§ **Task to carry out**
Can you write out all the lines word for word, with no pictures?

** BEGIN **

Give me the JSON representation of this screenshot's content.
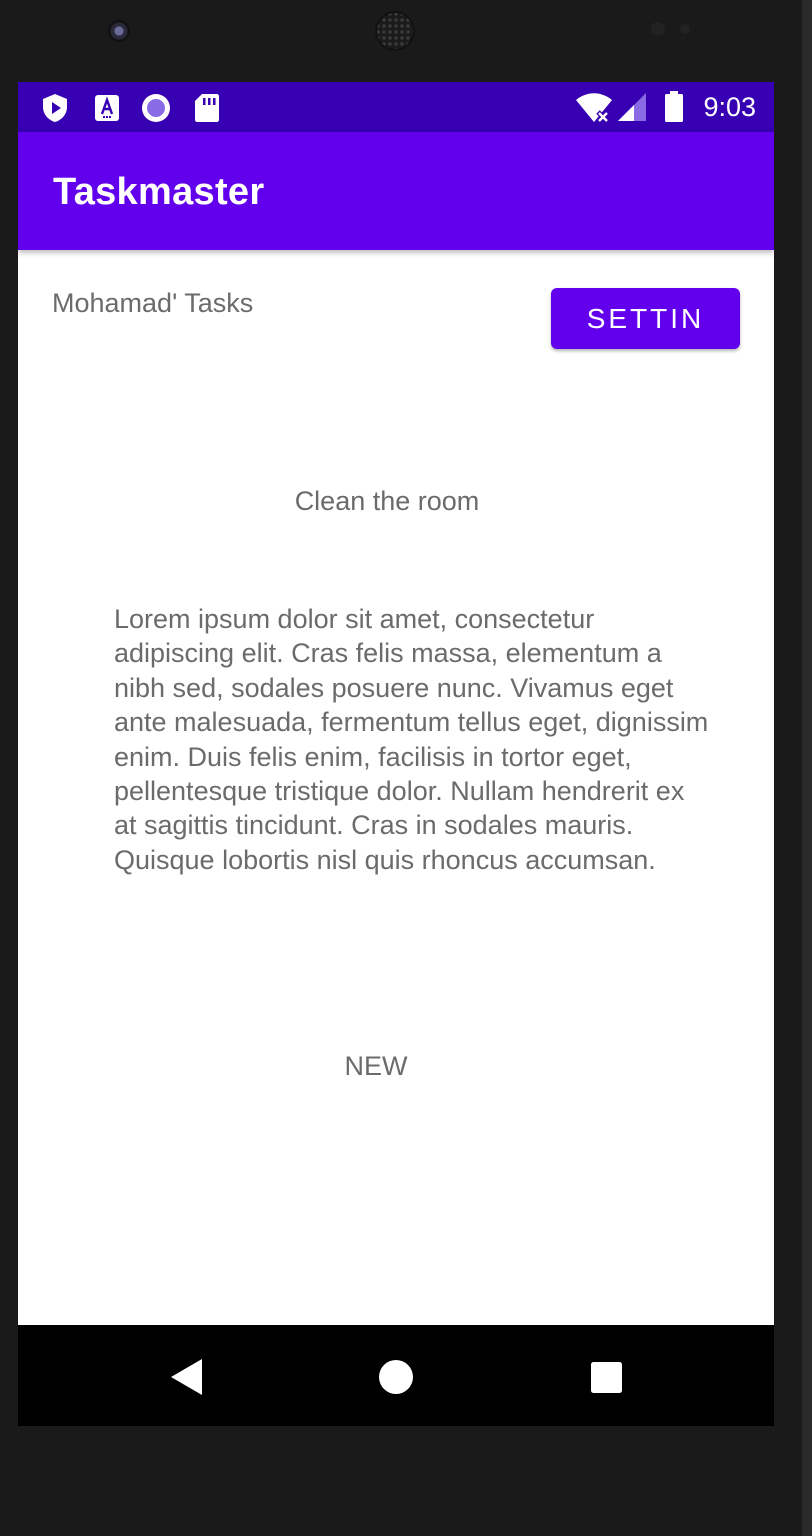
{
  "status_bar": {
    "time": "9:03",
    "left_icons": [
      "play-protect-icon",
      "accessibility-icon",
      "circle-app-icon",
      "sd-card-icon"
    ],
    "right_icons": [
      "wifi-off-icon",
      "signal-icon",
      "battery-icon"
    ]
  },
  "app_bar": {
    "title": "Taskmaster"
  },
  "main": {
    "user_tasks_label": "Mohamad' Tasks",
    "settings_button_label": "SETTIN",
    "task_title": "Clean the room",
    "task_body": "Lorem ipsum dolor sit amet, consectetur adipiscing elit. Cras felis massa, elementum a nibh sed, sodales posuere nunc. Vivamus eget ante malesuada, fermentum tellus eget, dignissim enim. Duis felis enim, facilisis in tortor eget, pellentesque tristique dolor. Nullam hendrerit ex at sagittis tincidunt. Cras in sodales mauris. Quisque lobortis nisl quis rhoncus accumsan.",
    "task_state": "NEW"
  },
  "nav_bar": {
    "buttons": [
      "back-icon",
      "home-icon",
      "recents-icon"
    ]
  },
  "colors": {
    "primary": "#6200ee",
    "primary_dark": "#3700b3",
    "text_secondary": "#6b6b6b"
  }
}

** END **

§ **Correct answer**
Give me the JSON representation of this screenshot's content.
{
  "status_bar": {
    "time": "9:03",
    "left_icons": [
      "play-protect-icon",
      "accessibility-icon",
      "circle-app-icon",
      "sd-card-icon"
    ],
    "right_icons": [
      "wifi-off-icon",
      "signal-icon",
      "battery-icon"
    ]
  },
  "app_bar": {
    "title": "Taskmaster"
  },
  "main": {
    "user_tasks_label": "Mohamad' Tasks",
    "settings_button_label": "SETTIN",
    "task_title": "Clean the room",
    "task_body": "Lorem ipsum dolor sit amet, consectetur adipiscing elit. Cras felis massa, elementum a nibh sed, sodales posuere nunc. Vivamus eget ante malesuada, fermentum tellus eget, dignissim enim. Duis felis enim, facilisis in tortor eget, pellentesque tristique dolor. Nullam hendrerit ex at sagittis tincidunt. Cras in sodales mauris. Quisque lobortis nisl quis rhoncus accumsan.",
    "task_state": "NEW"
  },
  "nav_bar": {
    "buttons": [
      "back-icon",
      "home-icon",
      "recents-icon"
    ]
  },
  "colors": {
    "primary": "#6200ee",
    "primary_dark": "#3700b3",
    "text_secondary": "#6b6b6b"
  }
}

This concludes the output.